- _EXERCISE INSTRUCTIONS_:
Take the data that follows and retype it word for word.

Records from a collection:
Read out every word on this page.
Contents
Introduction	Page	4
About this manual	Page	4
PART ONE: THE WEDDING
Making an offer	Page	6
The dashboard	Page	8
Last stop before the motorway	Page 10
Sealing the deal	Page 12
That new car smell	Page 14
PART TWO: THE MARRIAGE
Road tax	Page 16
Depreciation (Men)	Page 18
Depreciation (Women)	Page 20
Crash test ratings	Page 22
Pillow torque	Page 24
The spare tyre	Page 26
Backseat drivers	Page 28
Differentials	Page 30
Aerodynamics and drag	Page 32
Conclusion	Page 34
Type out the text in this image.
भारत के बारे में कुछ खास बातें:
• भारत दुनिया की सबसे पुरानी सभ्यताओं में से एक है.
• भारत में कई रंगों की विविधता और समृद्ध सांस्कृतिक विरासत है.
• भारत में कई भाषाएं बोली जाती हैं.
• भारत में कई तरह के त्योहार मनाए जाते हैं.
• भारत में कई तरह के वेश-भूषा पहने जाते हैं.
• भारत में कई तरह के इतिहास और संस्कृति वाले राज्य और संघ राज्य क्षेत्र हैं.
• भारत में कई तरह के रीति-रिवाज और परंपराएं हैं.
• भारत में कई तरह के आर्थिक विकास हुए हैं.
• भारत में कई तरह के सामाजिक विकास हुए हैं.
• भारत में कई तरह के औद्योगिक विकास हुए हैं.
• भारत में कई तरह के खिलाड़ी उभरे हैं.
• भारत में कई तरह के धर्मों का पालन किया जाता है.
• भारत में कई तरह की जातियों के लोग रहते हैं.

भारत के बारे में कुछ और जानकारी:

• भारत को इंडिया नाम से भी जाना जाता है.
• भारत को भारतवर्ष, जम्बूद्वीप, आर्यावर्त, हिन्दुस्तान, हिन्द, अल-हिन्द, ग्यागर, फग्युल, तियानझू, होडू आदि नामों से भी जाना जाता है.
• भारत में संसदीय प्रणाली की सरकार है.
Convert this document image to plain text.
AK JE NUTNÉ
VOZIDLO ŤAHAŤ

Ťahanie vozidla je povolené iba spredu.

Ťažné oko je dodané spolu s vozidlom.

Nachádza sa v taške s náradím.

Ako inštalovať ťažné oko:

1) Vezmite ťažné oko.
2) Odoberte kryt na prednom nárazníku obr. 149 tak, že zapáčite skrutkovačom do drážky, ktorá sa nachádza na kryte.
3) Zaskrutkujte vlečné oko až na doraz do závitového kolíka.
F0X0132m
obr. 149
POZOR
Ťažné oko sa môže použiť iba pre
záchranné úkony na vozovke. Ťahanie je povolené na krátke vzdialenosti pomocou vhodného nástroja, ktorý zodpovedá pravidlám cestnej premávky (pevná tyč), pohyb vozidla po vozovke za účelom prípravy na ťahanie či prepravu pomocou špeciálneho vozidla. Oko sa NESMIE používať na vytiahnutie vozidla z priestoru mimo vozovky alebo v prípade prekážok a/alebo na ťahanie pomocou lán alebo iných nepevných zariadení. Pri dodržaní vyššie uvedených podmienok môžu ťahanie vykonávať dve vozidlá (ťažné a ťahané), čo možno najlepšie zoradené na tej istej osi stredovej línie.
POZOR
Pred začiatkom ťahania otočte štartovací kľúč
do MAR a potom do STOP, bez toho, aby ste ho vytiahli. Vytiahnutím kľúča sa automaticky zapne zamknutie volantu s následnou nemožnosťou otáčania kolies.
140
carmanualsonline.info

- _EXERCISE SOLUTION_:
Read out every word on this page.
Contents
Introduction	Page	4
About this manual	Page	4
PART ONE: THE WEDDING
Making an offer	Page	6
The dashboard	Page	8
Last stop before the motorway	Page 10
Sealing the deal	Page 12
That new car smell	Page 14
PART TWO: THE MARRIAGE
Road tax	Page 16
Depreciation (Men)	Page 18
Depreciation (Women)	Page 20
Crash test ratings	Page 22
Pillow torque	Page 24
The spare tyre	Page 26
Backseat drivers	Page 28
Differentials	Page 30
Aerodynamics and drag	Page 32
Conclusion	Page 34
Type out the text in this image.
भारत के बारे में कुछ खास बातें:
• भारत दुनिया की सबसे पुरानी सभ्यताओं में से एक है.
• भारत में कई रंगों की विविधता और समृद्ध सांस्कृतिक विरासत है.
• भारत में कई भाषाएं बोली जाती हैं.
• भारत में कई तरह के त्योहार मनाए जाते हैं.
• भारत में कई तरह के वेश-भूषा पहने जाते हैं.
• भारत में कई तरह के इतिहास और संस्कृति वाले राज्य और संघ राज्य क्षेत्र हैं.
• भारत में कई तरह के रीति-रिवाज और परंपराएं हैं.
• भारत में कई तरह के आर्थिक विकास हुए हैं.
• भारत में कई तरह के सामाजिक विकास हुए हैं.
• भारत में कई तरह के औद्योगिक विकास हुए हैं.
• भारत में कई तरह के खिलाड़ी उभरे हैं.
• भारत में कई तरह के धर्मों का पालन किया जाता है.
• भारत में कई तरह की जातियों के लोग रहते हैं.

भारत के बारे में कुछ और जानकारी:

• भारत को इंडिया नाम से भी जाना जाता है.
• भारत को भारतवर्ष, जम्बूद्वीप, आर्यावर्त, हिन्दुस्तान, हिन्द, अल-हिन्द, ग्यागर, फग्युल, तियानझू, होडू आदि नामों से भी जाना जाता है.
• भारत में संसदीय प्रणाली की सरकार है.
Convert this document image to plain text.
AK JE NUTNÉ
VOZIDLO ŤAHAŤ

Ťahanie vozidla je povolené iba spredu.

Ťažné oko je dodané spolu s vozidlom.

Nachádza sa v taške s náradím.

Ako inštalovať ťažné oko:

1) Vezmite ťažné oko.
2) Odoberte kryt na prednom nárazníku obr. 149 tak, že zapáčite skrutkovačom do drážky, ktorá sa nachádza na kryte.
3) Zaskrutkujte vlečné oko až na doraz do závitového kolíka.
F0X0132m
obr. 149
POZOR
Ťažné oko sa môže použiť iba pre
záchranné úkony na vozovke. Ťahanie je povolené na krátke vzdialenosti pomocou vhodného nástroja, ktorý zodpovedá pravidlám cestnej premávky (pevná tyč), pohyb vozidla po vozovke za účelom prípravy na ťahanie či prepravu pomocou špeciálneho vozidla. Oko sa NESMIE používať na vytiahnutie vozidla z priestoru mimo vozovky alebo v prípade prekážok a/alebo na ťahanie pomocou lán alebo iných nepevných zariadení. Pri dodržaní vyššie uvedených podmienok môžu ťahanie vykonávať dve vozidlá (ťažné a ťahané), čo možno najlepšie zoradené na tej istej osi stredovej línie.
POZOR
Pred začiatkom ťahania otočte štartovací kľúč
do MAR a potom do STOP, bez toho, aby ste ho vytiahli. Vytiahnutím kľúča sa automaticky zapne zamknutie volantu s následnou nemožnosťou otáčania kolies.
140
carmanualsonline.info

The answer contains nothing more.